- _Task to carry out_
What is the number of lines holding the word "battery"? Write that number and nothing else.

- _Data supplied_
------------------------------------------------------------------------

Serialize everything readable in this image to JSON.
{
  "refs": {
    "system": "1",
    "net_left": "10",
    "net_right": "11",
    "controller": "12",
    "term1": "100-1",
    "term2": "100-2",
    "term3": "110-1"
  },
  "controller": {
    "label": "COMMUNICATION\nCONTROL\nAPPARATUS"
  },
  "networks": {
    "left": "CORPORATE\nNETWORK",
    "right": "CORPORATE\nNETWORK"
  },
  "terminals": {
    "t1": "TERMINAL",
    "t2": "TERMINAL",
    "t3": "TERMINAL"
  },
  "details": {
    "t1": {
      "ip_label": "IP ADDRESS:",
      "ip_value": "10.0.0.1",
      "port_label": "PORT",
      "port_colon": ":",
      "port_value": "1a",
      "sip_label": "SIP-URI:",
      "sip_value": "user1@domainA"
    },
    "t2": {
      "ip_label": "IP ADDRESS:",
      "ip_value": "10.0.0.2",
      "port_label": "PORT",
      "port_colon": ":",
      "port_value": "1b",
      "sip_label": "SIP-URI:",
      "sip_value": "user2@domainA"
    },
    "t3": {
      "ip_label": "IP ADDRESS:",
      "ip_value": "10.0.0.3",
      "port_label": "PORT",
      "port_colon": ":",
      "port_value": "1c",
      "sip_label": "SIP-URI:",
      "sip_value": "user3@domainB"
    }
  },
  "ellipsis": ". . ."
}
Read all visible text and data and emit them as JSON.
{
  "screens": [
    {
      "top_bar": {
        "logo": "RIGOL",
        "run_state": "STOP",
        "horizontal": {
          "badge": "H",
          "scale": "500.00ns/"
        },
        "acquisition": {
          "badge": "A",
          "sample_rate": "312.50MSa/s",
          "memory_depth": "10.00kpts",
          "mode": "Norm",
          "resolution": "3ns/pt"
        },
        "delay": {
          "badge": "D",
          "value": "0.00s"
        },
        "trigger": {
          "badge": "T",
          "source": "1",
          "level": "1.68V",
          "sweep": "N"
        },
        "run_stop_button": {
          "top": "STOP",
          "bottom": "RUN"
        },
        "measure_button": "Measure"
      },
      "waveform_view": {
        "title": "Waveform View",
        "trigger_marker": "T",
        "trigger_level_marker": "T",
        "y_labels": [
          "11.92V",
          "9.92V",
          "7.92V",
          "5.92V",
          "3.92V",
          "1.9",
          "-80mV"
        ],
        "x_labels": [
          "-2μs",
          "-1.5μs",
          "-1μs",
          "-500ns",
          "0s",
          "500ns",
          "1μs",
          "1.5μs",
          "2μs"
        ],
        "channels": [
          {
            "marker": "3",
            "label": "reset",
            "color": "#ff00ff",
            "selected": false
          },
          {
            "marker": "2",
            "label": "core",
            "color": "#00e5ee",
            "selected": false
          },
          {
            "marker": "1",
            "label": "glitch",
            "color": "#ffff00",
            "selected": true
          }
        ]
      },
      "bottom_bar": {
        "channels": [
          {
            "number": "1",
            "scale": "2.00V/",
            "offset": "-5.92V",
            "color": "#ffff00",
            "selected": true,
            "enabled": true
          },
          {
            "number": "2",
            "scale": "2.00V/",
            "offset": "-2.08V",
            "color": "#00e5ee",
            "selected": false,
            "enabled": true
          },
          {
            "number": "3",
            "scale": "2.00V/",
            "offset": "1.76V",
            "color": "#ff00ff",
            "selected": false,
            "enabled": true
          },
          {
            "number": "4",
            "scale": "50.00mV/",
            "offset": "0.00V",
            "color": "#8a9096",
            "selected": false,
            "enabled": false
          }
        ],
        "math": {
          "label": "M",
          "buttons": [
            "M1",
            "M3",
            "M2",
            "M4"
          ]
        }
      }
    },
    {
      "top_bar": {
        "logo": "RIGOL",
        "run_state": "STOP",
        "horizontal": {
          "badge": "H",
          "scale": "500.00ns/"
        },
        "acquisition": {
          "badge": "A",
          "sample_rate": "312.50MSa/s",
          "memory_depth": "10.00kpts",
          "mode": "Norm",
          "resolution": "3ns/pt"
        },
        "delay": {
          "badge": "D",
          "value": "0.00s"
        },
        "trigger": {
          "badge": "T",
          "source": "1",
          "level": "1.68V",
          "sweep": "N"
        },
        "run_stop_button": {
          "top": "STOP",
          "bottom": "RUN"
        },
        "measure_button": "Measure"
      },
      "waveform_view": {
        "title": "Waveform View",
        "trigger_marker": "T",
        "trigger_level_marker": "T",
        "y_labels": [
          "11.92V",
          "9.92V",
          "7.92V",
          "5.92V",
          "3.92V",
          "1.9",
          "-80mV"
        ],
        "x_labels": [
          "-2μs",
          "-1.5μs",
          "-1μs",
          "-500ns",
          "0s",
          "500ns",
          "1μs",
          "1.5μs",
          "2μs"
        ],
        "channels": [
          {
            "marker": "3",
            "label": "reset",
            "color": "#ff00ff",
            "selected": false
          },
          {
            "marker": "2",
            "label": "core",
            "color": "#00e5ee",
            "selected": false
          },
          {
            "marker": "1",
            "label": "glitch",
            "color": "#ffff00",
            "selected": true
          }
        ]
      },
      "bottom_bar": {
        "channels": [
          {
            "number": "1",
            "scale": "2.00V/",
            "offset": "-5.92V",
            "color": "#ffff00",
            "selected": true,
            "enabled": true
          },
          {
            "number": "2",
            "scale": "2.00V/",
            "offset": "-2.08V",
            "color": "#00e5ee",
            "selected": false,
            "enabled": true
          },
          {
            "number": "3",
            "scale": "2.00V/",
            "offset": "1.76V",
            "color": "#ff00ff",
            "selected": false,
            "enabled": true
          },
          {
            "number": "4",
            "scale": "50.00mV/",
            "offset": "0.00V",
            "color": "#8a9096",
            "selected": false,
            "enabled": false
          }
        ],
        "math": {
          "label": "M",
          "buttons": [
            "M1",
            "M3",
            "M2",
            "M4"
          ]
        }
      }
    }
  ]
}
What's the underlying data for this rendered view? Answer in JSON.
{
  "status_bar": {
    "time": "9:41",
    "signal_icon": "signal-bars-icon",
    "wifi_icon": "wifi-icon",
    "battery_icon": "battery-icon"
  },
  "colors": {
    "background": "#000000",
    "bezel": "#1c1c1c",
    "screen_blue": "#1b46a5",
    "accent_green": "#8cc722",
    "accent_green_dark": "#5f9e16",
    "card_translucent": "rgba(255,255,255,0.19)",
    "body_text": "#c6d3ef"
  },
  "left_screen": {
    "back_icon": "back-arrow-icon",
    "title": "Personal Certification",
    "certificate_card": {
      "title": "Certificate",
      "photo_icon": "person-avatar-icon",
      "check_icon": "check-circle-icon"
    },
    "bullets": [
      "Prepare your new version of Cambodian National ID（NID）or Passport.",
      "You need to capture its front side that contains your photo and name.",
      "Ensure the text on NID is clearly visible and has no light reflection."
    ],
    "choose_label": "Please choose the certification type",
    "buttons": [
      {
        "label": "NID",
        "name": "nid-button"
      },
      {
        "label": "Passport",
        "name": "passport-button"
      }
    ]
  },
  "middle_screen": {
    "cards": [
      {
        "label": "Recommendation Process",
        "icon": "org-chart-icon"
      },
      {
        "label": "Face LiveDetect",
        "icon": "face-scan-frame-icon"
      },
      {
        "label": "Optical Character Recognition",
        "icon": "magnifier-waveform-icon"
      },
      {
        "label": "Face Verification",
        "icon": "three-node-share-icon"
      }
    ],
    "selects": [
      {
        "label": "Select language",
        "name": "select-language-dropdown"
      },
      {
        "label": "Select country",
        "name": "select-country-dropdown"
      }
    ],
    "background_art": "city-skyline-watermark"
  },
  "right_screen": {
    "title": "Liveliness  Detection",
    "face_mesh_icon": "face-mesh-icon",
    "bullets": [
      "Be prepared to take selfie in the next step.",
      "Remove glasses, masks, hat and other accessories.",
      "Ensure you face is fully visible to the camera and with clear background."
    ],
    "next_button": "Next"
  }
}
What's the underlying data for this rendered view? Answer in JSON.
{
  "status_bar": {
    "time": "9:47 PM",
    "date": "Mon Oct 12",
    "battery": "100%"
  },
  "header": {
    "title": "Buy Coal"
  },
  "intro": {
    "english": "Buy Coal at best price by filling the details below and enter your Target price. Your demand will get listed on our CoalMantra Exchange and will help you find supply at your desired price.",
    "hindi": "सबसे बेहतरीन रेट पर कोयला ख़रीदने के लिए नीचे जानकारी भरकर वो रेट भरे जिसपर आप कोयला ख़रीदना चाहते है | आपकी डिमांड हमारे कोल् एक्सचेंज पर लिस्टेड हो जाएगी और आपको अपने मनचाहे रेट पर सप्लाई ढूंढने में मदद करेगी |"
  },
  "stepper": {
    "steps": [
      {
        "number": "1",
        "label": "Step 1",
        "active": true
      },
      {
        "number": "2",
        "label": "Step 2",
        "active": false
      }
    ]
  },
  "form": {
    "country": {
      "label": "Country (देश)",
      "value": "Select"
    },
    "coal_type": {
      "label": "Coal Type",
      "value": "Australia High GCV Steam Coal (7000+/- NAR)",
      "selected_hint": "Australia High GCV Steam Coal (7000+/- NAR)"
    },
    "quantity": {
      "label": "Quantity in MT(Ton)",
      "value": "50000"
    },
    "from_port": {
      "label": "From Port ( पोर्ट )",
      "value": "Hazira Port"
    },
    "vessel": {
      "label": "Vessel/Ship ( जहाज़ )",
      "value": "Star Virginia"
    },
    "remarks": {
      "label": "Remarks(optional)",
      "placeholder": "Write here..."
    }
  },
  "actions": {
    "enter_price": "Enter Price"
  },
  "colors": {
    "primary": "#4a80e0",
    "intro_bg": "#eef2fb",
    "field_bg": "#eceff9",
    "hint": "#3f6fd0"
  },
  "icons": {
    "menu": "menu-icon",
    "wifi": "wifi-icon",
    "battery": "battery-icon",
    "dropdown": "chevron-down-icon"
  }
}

------------------------------------------------------------------------

- _Task result_
3